Attività:
A) Di quale chiesa era parroco la vittima della truffa descritta nel testo in esame?
B) Per ciascuna affermazione, indica se concorda con il testo in esame e cita le parole del testo che lo stabiliscono: (i) la donna denunciata è nata in Romania; (ii) i due sono stati deferiti alla Procura presso il Tribunale di Macerata; (iii) i due hanno chiesto il denaro soltanto tramite consegna personale.
C) Elenca tutti i luoghi di nascita e di residenza dei due denunciati indicati nel testo in esame.

“Siamo poveri, ci aiuti” Commuovono il parroco e gli rubano 600 euro

carabinieriAvevano architettato una truffa ai danni del parroco ma sono stati individuati e denunciati dai carabinieri.

Ieri i militari, a conclusione delle indagini, hanno deferito alla Procura della Repubblica presso il Tribunale di Ancona per il reato di truffa aggravata in concorso una coppia di pregiudicati: M.W.B., nato in Pakistan, classe 1989 e residente a Civitanova e C.G., nata in Romania, classe 1990 e residente a Chieti, entrambi nullafacenti e pregiudicati per reati specifici inerenti il reato di truffe tutte poste in essere ai danni di parroci.

I due, il 9 gennaio scorso, architettavano una truffa ai danni del parroco della locale chiesa di Cristo Re. Dopo averlo contattato telefonicamente si fingevano parrocchiani in difficoltà economiche e di essere stati coinvolti in un sinistro stradale grave sull’autostrada all’altezza dello svincolo Loreto-Porto Recanati, chiedendo un accredito su una tessera Postepay a loro intestata oppure la consegna personale del denaro, riuscendo a carpire la fiducia del sacerdote e ad ottenere la somma di 600 euro.

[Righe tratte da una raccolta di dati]
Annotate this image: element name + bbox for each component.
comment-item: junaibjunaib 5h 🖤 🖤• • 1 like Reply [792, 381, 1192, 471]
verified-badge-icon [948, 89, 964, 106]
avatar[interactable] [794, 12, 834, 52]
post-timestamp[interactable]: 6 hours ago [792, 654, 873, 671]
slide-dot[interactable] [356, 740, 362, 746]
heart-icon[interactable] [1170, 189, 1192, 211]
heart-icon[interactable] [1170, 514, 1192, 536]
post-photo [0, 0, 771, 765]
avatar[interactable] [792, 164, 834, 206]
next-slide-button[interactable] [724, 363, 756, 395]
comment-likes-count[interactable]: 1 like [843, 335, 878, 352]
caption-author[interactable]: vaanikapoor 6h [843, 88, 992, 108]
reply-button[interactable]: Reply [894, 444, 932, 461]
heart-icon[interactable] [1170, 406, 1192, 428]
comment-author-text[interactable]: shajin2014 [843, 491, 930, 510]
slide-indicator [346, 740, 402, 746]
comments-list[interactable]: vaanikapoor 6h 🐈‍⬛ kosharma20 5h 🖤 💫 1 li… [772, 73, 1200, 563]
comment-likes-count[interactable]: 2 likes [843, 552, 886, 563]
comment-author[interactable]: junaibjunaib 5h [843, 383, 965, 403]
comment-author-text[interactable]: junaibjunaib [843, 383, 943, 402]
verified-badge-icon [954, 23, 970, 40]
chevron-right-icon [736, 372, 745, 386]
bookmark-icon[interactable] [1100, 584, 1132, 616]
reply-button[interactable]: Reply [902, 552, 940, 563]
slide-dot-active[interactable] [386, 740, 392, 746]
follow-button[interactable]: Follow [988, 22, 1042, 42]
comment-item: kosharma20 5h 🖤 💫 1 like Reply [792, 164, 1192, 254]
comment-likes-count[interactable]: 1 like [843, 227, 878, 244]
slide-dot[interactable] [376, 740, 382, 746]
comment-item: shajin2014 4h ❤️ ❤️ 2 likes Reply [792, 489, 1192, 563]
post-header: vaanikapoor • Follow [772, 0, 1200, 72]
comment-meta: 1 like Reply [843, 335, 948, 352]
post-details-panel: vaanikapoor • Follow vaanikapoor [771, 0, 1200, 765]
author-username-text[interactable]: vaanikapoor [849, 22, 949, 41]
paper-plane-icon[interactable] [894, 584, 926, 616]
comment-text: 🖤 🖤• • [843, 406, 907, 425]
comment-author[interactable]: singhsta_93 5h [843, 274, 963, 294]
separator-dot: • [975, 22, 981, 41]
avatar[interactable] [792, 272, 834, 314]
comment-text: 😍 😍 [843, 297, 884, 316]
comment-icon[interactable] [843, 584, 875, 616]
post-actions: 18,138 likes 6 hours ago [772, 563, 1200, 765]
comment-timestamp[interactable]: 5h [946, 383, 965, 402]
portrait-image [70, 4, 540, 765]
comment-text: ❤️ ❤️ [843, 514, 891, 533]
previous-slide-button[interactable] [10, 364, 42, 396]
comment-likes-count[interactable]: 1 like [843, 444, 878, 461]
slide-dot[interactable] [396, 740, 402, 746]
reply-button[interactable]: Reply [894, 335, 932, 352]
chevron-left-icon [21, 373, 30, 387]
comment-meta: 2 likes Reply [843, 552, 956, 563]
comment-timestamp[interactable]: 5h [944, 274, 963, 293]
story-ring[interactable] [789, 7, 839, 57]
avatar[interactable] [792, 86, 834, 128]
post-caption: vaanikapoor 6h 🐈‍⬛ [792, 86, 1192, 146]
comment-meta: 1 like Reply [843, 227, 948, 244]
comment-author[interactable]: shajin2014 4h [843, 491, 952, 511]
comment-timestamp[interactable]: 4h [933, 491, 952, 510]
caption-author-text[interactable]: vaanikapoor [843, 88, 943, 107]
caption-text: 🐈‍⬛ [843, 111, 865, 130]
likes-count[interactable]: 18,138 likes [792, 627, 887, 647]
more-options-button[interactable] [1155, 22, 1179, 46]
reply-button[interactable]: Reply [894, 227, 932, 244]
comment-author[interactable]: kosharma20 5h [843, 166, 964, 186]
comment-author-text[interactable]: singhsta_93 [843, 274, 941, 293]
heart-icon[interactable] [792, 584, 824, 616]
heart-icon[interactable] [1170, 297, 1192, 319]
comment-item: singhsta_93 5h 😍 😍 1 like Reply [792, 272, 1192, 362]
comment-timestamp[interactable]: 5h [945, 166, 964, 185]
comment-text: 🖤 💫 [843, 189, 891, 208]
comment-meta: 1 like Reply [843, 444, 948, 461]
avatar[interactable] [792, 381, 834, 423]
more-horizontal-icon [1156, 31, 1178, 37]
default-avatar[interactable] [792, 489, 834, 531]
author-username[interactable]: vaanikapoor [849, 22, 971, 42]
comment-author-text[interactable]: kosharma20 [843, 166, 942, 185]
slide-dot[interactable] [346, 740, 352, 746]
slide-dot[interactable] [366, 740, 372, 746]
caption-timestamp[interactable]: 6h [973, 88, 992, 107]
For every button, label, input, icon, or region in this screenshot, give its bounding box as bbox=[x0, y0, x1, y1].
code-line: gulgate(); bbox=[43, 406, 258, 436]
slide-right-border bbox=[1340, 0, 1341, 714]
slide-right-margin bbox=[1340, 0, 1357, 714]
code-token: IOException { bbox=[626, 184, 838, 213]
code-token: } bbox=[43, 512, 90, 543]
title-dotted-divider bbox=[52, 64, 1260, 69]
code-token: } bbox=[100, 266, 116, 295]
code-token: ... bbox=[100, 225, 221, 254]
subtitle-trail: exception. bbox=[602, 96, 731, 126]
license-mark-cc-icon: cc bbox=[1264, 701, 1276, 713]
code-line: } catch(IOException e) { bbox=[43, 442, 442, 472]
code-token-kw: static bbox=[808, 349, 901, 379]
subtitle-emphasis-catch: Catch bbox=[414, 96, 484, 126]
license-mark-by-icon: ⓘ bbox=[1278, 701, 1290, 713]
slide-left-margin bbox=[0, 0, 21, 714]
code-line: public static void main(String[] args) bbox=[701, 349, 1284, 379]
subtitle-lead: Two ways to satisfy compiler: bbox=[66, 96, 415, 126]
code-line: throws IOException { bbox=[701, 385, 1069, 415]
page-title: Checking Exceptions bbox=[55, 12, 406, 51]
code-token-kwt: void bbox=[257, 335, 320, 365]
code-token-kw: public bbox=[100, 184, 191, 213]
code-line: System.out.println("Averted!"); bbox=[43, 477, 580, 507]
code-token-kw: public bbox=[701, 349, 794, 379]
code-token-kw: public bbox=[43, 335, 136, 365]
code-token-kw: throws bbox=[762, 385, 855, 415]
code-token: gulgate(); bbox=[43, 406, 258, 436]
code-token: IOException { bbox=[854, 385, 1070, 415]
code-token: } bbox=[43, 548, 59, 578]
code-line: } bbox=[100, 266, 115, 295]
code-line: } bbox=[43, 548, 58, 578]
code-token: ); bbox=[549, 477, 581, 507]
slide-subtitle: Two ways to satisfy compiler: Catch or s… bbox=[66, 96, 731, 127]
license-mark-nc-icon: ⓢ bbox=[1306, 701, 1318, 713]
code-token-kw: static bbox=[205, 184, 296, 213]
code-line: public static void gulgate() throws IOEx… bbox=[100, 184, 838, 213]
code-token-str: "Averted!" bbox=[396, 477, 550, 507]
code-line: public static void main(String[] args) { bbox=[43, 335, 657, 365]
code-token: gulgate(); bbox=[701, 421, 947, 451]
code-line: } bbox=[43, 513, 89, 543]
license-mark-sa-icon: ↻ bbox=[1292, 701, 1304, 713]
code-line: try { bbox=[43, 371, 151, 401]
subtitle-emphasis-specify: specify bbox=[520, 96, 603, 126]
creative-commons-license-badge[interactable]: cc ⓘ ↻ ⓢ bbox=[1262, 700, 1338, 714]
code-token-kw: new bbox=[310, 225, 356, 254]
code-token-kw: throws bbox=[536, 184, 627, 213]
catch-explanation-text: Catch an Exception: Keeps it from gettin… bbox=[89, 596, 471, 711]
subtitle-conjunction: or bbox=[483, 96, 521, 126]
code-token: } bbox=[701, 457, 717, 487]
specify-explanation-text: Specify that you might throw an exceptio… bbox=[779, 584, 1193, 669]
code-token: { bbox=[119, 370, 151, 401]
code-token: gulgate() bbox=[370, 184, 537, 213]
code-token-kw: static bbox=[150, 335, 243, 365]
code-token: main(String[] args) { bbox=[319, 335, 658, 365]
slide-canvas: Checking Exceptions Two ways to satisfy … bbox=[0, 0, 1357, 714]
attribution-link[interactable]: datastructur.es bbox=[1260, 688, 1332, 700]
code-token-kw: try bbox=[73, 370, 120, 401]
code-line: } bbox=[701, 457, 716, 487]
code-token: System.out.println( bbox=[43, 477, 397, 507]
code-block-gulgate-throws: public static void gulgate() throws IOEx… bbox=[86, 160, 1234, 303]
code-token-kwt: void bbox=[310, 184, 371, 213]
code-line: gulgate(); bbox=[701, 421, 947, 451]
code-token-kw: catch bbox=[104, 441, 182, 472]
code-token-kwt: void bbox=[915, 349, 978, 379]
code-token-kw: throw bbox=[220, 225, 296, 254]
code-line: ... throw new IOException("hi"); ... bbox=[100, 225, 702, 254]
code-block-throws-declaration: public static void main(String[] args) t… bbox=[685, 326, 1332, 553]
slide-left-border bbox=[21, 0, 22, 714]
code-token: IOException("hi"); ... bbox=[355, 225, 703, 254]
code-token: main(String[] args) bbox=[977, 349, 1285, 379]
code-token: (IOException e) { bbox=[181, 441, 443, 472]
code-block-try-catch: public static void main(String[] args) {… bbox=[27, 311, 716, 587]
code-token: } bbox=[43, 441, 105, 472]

Soluzioni degli esercizi:
A) Della chiesa di Cristo Re.

B)
(i) Sì: «C.G., nata in Romania».
(ii) No: «presso il Tribunale di Ancona».
(iii) No: «chiedendo un accredito su una tessera Postepay a loro intestata oppure la consegna personale del denaro».

C) Pakistan, Civitanova, Romania, Chieti.